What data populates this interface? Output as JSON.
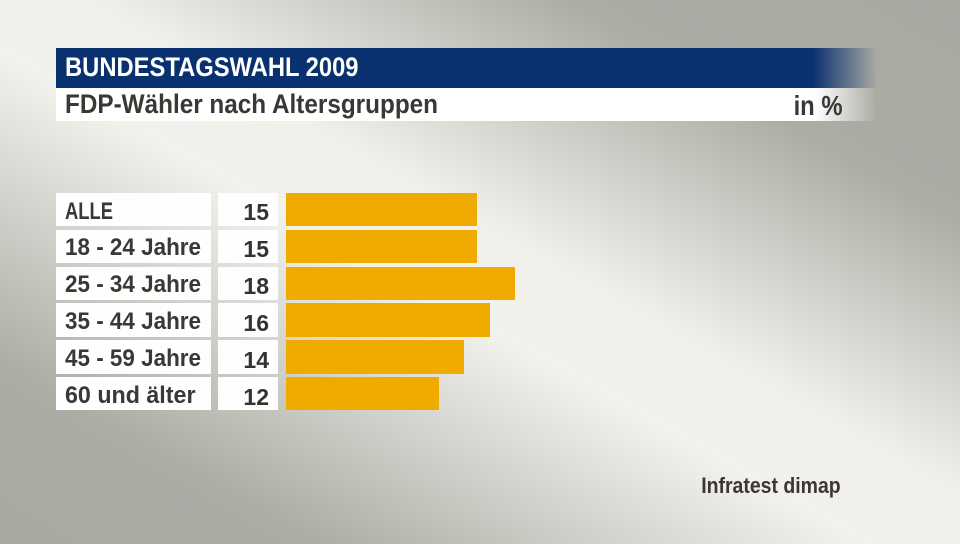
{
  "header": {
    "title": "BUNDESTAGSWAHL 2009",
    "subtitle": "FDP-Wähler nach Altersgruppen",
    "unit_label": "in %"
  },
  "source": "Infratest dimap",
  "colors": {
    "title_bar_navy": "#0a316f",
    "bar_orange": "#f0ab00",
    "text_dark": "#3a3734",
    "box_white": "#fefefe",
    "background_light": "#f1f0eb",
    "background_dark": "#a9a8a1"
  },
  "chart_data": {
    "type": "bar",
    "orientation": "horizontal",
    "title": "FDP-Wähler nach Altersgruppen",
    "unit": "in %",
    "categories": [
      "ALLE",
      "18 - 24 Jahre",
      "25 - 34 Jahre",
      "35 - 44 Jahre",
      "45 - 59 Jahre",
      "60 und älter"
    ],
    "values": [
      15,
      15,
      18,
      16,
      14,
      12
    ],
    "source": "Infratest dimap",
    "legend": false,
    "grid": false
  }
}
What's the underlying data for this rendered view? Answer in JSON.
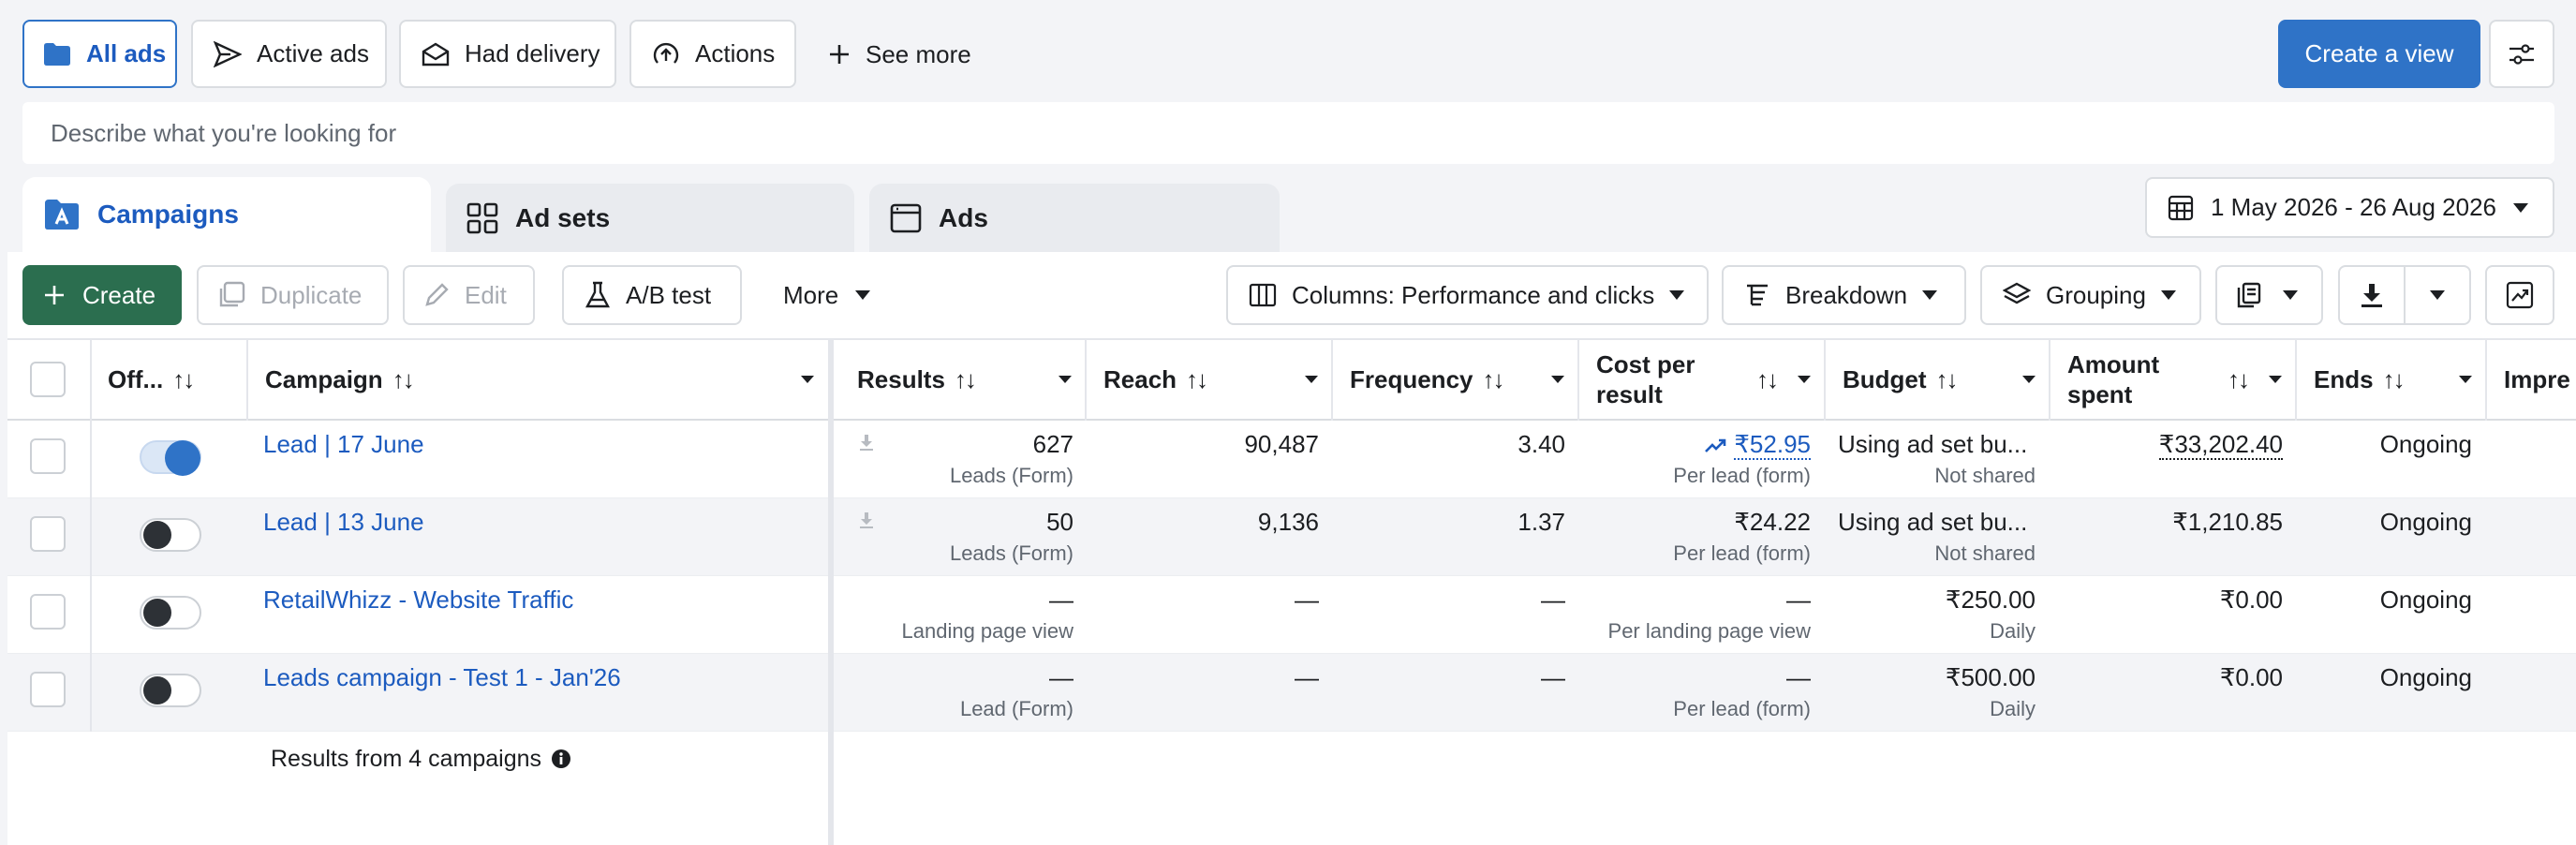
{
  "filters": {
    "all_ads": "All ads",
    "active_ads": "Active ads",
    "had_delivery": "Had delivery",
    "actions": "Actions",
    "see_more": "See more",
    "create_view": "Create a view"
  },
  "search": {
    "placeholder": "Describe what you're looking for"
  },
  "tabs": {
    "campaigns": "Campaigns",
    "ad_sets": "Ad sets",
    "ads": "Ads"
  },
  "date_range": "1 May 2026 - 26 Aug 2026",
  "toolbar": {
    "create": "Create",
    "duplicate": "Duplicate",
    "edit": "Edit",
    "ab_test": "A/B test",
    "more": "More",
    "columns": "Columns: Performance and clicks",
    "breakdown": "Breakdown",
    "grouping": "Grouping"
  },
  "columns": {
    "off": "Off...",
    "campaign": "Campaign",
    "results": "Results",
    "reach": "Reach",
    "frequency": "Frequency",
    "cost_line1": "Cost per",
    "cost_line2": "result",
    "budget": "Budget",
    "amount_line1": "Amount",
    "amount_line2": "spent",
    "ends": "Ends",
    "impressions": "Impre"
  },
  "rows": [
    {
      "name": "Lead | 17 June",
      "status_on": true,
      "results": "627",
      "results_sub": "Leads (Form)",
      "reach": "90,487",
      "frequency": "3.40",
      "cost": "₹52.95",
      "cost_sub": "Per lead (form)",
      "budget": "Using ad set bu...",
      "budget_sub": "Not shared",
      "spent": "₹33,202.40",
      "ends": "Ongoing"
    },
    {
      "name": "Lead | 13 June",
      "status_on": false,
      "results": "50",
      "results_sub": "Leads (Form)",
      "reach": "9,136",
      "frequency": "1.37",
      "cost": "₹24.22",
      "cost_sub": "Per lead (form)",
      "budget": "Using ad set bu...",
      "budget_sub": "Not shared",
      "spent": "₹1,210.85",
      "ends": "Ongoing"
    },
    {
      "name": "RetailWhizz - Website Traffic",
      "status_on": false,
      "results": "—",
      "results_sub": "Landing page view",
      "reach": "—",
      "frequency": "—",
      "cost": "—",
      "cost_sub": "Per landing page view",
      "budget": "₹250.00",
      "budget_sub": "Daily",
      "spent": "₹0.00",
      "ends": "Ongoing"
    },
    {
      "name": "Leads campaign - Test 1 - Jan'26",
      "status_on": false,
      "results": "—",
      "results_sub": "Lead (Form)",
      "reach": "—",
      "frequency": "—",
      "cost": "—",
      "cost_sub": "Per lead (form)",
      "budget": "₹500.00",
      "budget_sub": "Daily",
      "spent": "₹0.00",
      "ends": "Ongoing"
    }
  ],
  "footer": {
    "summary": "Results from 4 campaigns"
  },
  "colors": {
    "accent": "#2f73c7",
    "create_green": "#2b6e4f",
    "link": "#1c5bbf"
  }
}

++++++++++++++++++++

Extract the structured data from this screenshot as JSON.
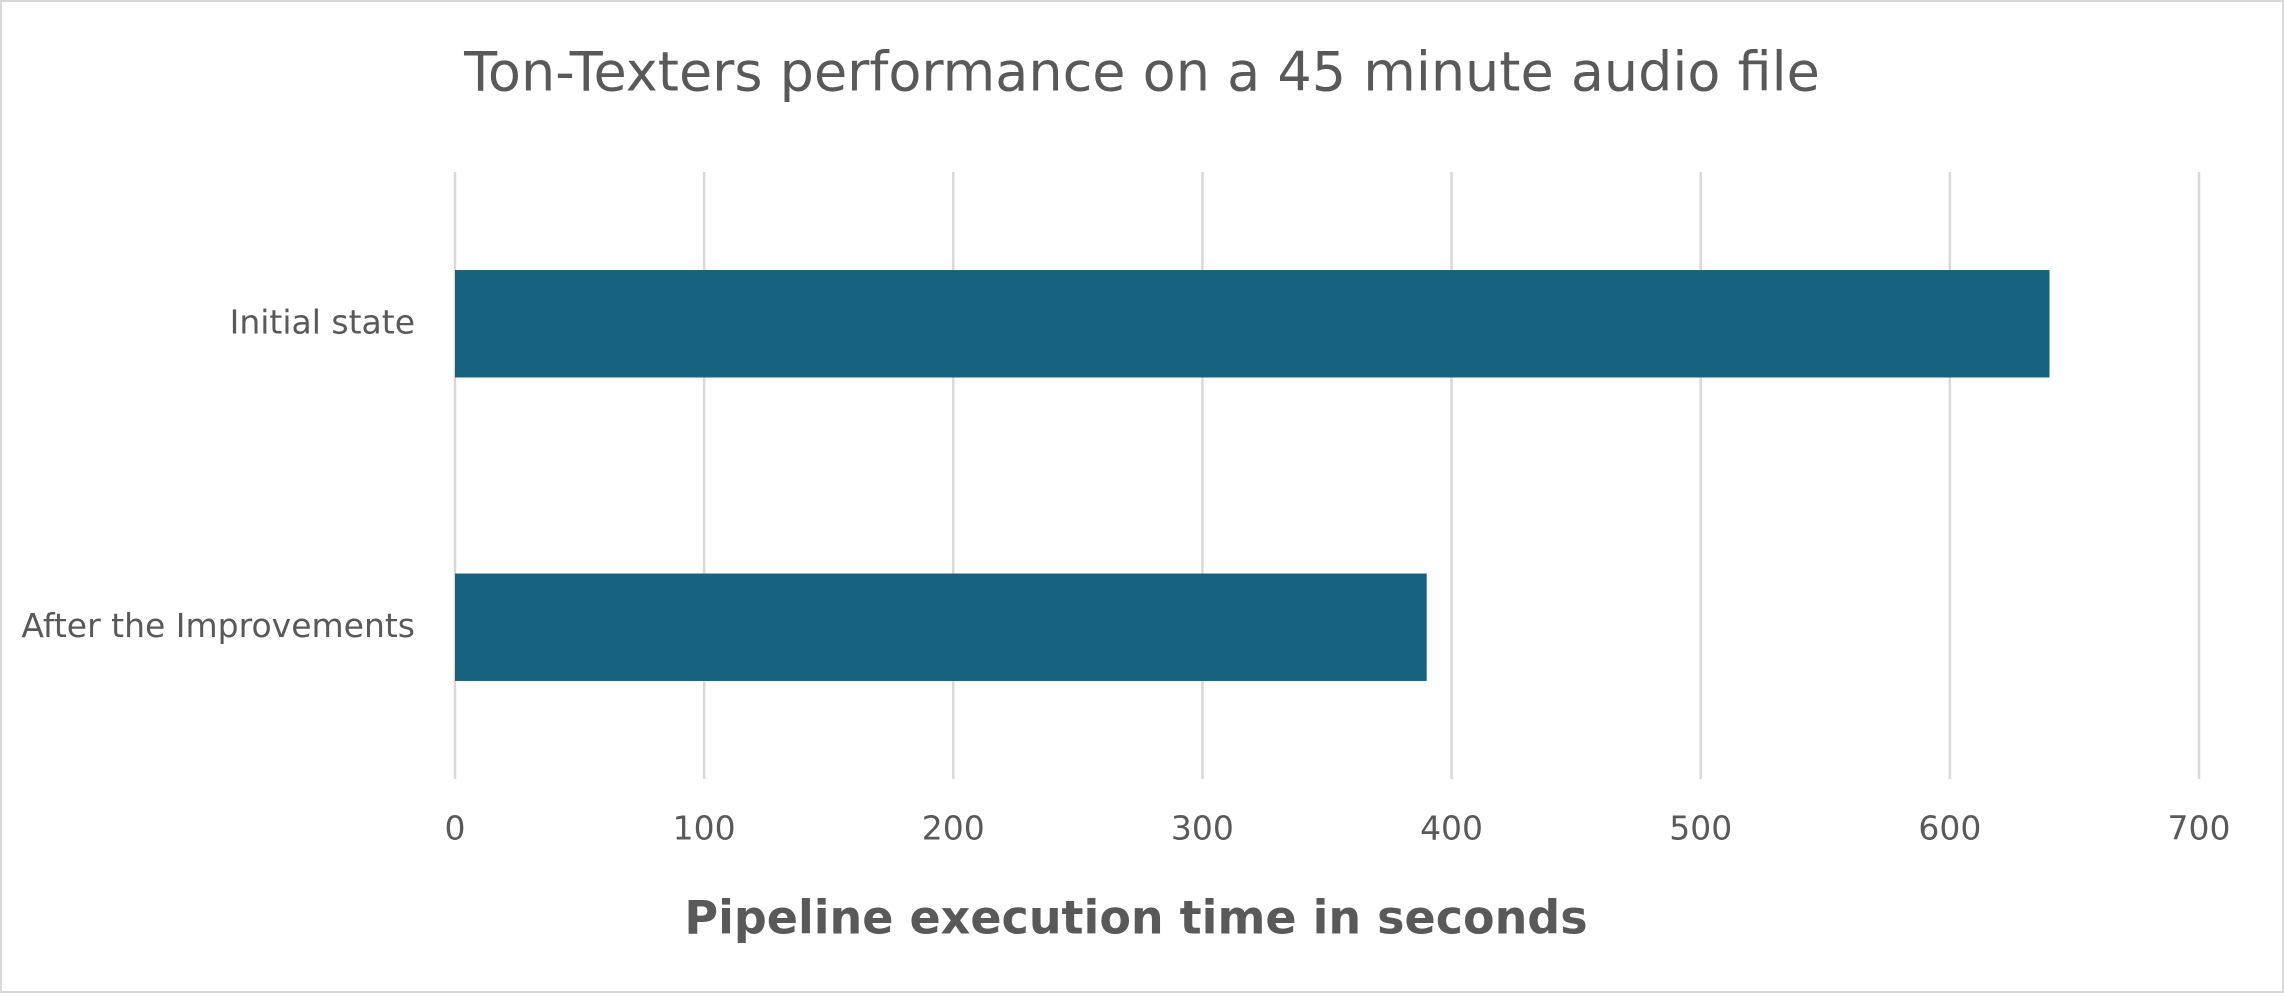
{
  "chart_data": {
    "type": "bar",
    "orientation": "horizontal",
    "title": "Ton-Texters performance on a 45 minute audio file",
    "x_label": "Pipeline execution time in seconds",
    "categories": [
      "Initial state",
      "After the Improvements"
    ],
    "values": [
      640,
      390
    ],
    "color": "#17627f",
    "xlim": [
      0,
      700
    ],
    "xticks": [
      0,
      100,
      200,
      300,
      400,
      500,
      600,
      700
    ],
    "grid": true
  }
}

++++++++++++++++++++

The task: How many of the lines above include the string "source"? Reply with the number by itself.

Output for this exercise: 2